INSTRUCTIONS TO FOLLOW
Every record that follows should be printed verbatim.

════════════════════

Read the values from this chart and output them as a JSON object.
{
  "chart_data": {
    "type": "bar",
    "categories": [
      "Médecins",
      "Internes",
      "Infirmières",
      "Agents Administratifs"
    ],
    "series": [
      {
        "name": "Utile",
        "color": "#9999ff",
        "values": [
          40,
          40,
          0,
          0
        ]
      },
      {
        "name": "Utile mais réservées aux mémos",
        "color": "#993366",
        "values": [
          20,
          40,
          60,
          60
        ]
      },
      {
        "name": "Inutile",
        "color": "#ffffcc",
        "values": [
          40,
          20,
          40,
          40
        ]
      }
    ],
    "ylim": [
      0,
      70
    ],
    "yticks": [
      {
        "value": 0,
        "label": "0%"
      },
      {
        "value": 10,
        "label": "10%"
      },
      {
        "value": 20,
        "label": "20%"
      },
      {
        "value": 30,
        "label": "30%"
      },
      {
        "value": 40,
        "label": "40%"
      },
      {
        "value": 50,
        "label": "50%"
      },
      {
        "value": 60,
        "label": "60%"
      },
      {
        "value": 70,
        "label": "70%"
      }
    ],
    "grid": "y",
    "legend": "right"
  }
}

════════════════════

THE RESULT
Read the values from this chart and output them as a JSON object.
{
  "chart_data": {
    "type": "bar",
    "categories": [
      "Médecins",
      "Internes",
      "Infirmières",
      "Agents Administratifs"
    ],
    "series": [
      {
        "name": "Utile",
        "color": "#9999ff",
        "values": [
          40,
          40,
          0,
          0
        ]
      },
      {
        "name": "Utile mais réservées aux mémos",
        "color": "#993366",
        "values": [
          20,
          40,
          60,
          60
        ]
      },
      {
        "name": "Inutile",
        "color": "#ffffcc",
        "values": [
          40,
          20,
          40,
          40
        ]
      }
    ],
    "ylim": [
      0,
      70
    ],
    "yticks": [
      {
        "value": 0,
        "label": "0%"
      },
      {
        "value": 10,
        "label": "10%"
      },
      {
        "value": 20,
        "label": "20%"
      },
      {
        "value": 30,
        "label": "30%"
      },
      {
        "value": 40,
        "label": "40%"
      },
      {
        "value": 50,
        "label": "50%"
      },
      {
        "value": 60,
        "label": "60%"
      },
      {
        "value": 70,
        "label": "70%"
      }
    ],
    "grid": "y",
    "legend": "right"
  }
}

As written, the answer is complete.